→ **Task inputs**:

---

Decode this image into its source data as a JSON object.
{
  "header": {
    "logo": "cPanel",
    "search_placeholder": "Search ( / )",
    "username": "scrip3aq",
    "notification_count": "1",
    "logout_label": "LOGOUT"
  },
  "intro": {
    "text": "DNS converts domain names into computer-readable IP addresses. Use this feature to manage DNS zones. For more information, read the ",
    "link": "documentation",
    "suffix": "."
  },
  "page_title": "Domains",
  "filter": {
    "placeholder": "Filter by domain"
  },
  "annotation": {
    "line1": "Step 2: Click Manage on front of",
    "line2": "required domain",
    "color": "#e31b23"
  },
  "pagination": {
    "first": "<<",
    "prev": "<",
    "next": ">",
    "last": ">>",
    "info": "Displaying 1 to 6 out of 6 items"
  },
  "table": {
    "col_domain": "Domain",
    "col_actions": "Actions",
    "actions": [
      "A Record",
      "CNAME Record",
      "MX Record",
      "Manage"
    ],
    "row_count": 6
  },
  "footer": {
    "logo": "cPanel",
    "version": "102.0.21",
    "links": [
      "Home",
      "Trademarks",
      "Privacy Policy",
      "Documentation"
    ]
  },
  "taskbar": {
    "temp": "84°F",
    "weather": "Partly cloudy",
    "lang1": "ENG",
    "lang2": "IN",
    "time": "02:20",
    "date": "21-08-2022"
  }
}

---

→ **Task objective**:
Pick out and copy the lines of the entries that hold the string "into".

→ **Answer to the problem**:
Decode this image into its source data as a JSON object.
    "text": "DNS converts domain names into computer-readable IP addresses. Use this feature to manage DNS zones. For more information, read the ",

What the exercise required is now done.